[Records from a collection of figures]
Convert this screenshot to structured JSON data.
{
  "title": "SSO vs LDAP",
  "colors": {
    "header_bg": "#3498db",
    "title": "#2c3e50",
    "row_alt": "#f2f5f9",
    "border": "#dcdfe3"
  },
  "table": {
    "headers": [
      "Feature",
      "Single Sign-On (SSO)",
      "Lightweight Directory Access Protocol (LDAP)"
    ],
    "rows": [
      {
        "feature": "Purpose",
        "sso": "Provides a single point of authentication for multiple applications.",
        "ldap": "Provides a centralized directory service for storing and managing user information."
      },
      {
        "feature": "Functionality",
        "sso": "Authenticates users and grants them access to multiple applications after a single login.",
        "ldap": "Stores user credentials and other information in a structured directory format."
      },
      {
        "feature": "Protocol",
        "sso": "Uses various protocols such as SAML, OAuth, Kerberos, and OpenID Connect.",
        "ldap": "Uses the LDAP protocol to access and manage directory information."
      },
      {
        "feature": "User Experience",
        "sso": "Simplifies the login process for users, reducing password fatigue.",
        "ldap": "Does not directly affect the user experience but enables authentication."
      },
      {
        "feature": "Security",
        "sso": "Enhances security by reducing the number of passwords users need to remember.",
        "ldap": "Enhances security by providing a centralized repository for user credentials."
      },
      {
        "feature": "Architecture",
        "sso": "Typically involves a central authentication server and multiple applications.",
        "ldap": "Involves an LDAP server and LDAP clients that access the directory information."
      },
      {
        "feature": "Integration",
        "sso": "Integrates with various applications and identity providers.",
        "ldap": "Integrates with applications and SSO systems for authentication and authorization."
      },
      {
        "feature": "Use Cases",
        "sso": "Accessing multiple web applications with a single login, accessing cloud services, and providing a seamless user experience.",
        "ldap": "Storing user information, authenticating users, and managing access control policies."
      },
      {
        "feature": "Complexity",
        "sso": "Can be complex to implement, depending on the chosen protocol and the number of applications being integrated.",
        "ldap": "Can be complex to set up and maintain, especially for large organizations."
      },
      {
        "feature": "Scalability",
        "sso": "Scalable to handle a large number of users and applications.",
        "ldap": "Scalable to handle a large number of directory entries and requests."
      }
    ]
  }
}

» Brief:
Take the lines above and retype all of them exactly.

» Finished answer:
Convert this screenshot to structured JSON data.
{
  "title": "SSO vs LDAP",
  "colors": {
    "header_bg": "#3498db",
    "title": "#2c3e50",
    "row_alt": "#f2f5f9",
    "border": "#dcdfe3"
  },
  "table": {
    "headers": [
      "Feature",
      "Single Sign-On (SSO)",
      "Lightweight Directory Access Protocol (LDAP)"
    ],
    "rows": [
      {
        "feature": "Purpose",
        "sso": "Provides a single point of authentication for multiple applications.",
        "ldap": "Provides a centralized directory service for storing and managing user information."
      },
      {
        "feature": "Functionality",
        "sso": "Authenticates users and grants them access to multiple applications after a single login.",
        "ldap": "Stores user credentials and other information in a structured directory format."
      },
      {
        "feature": "Protocol",
        "sso": "Uses various protocols such as SAML, OAuth, Kerberos, and OpenID Connect.",
        "ldap": "Uses the LDAP protocol to access and manage directory information."
      },
      {
        "feature": "User Experience",
        "sso": "Simplifies the login process for users, reducing password fatigue.",
        "ldap": "Does not directly affect the user experience but enables authentication."
      },
      {
        "feature": "Security",
        "sso": "Enhances security by reducing the number of passwords users need to remember.",
        "ldap": "Enhances security by providing a centralized repository for user credentials."
      },
      {
        "feature": "Architecture",
        "sso": "Typically involves a central authentication server and multiple applications.",
        "ldap": "Involves an LDAP server and LDAP clients that access the directory information."
      },
      {
        "feature": "Integration",
        "sso": "Integrates with various applications and identity providers.",
        "ldap": "Integrates with applications and SSO systems for authentication and authorization."
      },
      {
        "feature": "Use Cases",
        "sso": "Accessing multiple web applications with a single login, accessing cloud services, and providing a seamless user experience.",
        "ldap": "Storing user information, authenticating users, and managing access control policies."
      },
      {
        "feature": "Complexity",
        "sso": "Can be complex to implement, depending on the chosen protocol and the number of applications being integrated.",
        "ldap": "Can be complex to set up and maintain, especially for large organizations."
      },
      {
        "feature": "Scalability",
        "sso": "Scalable to handle a large number of users and applications.",
        "ldap": "Scalable to handle a large number of directory entries and requests."
      }
    ]
  }
}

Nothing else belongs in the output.